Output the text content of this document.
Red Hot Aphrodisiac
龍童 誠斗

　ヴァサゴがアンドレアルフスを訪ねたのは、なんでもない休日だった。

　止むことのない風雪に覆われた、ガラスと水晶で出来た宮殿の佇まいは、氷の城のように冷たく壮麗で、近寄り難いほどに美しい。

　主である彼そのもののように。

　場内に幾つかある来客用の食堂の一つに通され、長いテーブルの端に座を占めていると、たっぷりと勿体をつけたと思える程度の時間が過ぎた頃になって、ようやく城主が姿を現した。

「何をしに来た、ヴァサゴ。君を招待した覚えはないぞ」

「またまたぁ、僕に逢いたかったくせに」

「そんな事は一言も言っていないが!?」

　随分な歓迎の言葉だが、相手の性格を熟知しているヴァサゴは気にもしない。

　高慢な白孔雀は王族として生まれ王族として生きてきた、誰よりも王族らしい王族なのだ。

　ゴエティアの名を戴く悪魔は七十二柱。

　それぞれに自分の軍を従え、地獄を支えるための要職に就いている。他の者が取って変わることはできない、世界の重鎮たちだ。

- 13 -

******************************

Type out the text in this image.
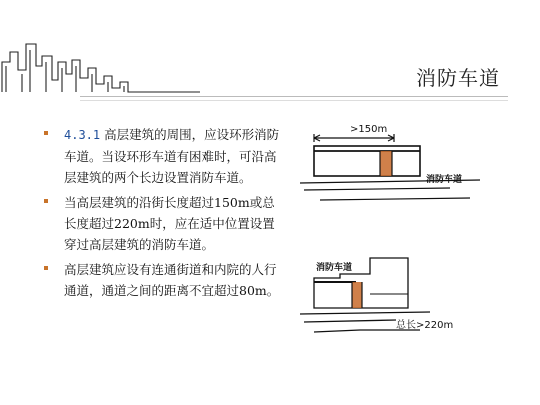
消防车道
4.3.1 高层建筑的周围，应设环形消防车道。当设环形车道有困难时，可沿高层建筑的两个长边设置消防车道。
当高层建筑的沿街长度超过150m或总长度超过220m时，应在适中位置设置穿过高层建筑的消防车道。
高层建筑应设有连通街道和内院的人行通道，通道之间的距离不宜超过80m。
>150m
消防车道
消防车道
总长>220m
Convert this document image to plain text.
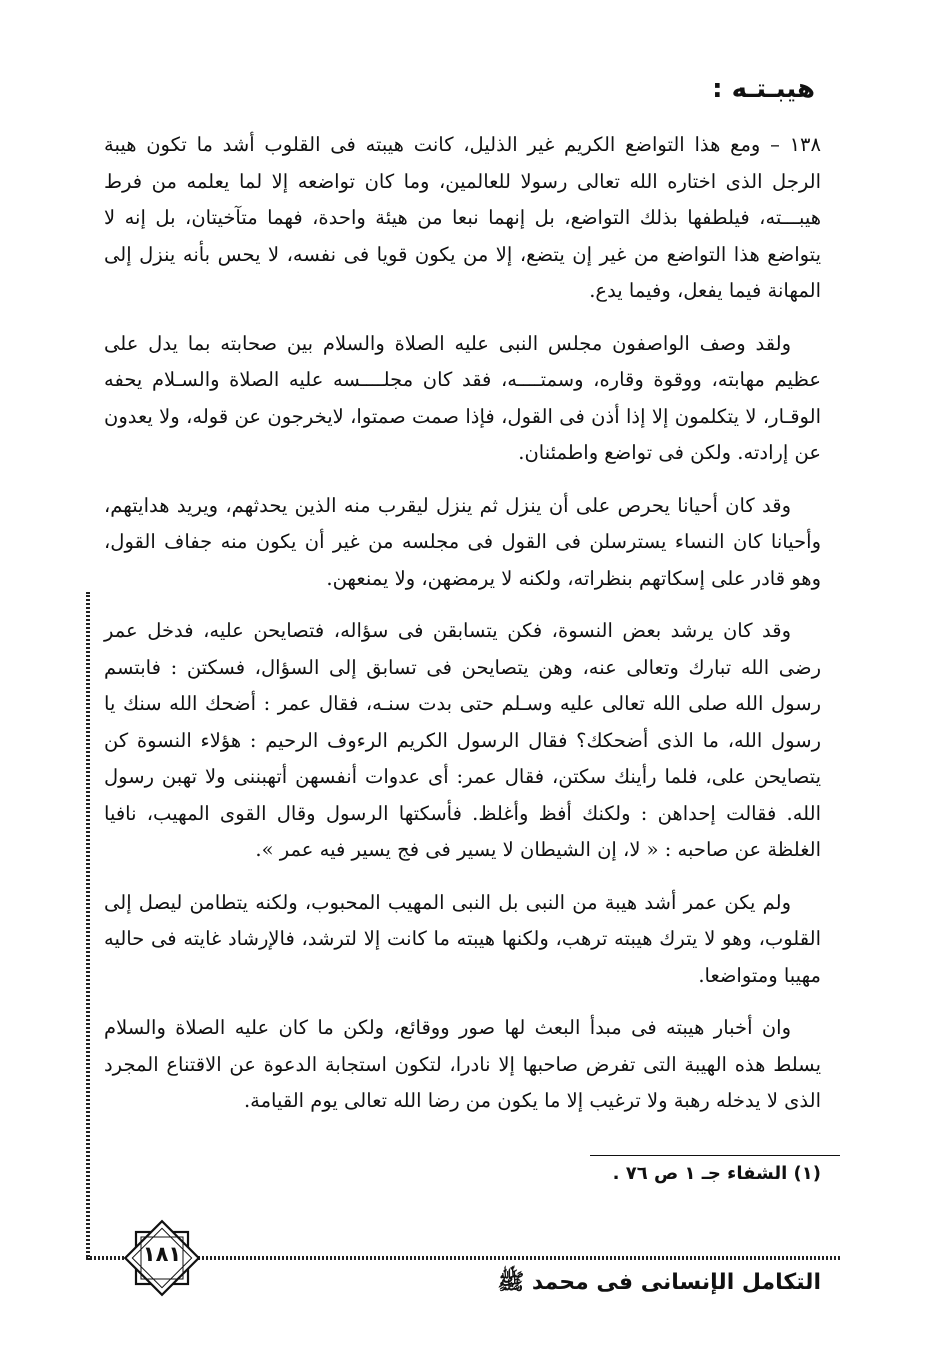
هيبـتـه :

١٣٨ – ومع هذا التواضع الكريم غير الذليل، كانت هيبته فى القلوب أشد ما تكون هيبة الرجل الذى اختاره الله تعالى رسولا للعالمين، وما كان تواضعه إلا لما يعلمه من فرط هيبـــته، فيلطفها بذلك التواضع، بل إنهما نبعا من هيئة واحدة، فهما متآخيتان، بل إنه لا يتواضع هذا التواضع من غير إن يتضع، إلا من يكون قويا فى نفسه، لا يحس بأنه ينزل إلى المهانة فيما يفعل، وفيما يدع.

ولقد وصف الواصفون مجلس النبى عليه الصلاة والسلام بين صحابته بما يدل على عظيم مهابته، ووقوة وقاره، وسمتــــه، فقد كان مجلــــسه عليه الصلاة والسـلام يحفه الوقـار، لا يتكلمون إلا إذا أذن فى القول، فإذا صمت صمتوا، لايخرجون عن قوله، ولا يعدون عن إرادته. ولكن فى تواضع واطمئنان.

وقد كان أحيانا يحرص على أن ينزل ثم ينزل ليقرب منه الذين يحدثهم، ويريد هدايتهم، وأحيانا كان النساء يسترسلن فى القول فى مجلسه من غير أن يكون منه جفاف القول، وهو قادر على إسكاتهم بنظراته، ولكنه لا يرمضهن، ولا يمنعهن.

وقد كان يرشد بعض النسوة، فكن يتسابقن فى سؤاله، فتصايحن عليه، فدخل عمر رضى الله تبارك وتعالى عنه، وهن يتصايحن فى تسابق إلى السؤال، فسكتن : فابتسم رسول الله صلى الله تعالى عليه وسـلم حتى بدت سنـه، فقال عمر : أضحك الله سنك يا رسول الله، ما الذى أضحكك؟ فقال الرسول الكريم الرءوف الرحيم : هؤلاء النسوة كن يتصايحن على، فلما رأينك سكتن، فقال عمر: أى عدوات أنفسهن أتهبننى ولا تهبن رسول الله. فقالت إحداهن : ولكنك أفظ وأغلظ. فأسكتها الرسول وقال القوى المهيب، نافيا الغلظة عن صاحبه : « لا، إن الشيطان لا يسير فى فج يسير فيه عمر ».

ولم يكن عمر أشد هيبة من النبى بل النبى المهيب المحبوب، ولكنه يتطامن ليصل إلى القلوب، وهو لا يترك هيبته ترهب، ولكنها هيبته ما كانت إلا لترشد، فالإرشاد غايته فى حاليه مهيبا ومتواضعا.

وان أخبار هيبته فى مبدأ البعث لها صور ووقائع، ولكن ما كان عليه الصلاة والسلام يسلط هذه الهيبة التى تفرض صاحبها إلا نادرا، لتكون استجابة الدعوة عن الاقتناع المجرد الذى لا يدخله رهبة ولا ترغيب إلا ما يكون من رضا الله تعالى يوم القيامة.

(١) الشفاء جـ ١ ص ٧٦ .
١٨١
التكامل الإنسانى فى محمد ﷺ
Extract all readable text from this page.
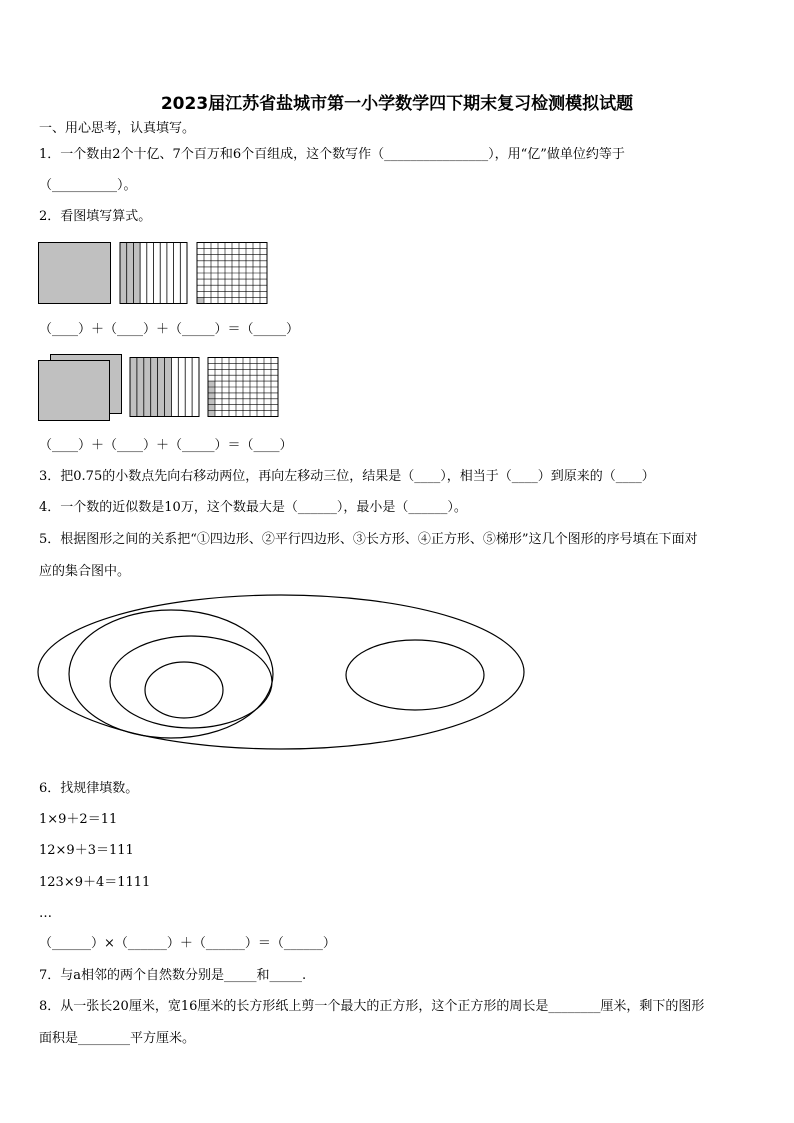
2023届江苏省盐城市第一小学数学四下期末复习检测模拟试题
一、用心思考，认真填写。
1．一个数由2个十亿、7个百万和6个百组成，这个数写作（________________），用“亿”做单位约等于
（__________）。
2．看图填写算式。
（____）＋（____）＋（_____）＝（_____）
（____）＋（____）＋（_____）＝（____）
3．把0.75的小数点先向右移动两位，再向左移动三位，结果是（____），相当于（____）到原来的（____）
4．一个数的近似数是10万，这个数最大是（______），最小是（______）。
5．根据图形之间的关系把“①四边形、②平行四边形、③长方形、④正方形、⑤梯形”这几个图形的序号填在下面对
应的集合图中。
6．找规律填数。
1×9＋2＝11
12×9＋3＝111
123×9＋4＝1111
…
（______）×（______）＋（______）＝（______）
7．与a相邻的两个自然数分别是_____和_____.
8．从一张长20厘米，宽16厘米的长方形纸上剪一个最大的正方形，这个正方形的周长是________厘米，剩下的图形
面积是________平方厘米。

******************************

[TASK DESCRIPTION]
Return each line where "text" shows up.

[CORRECT OUTPUT]
Output the text content of this document.
Type out the text in this image.
Convert this document image to plain text.
Extract all readable text from this page.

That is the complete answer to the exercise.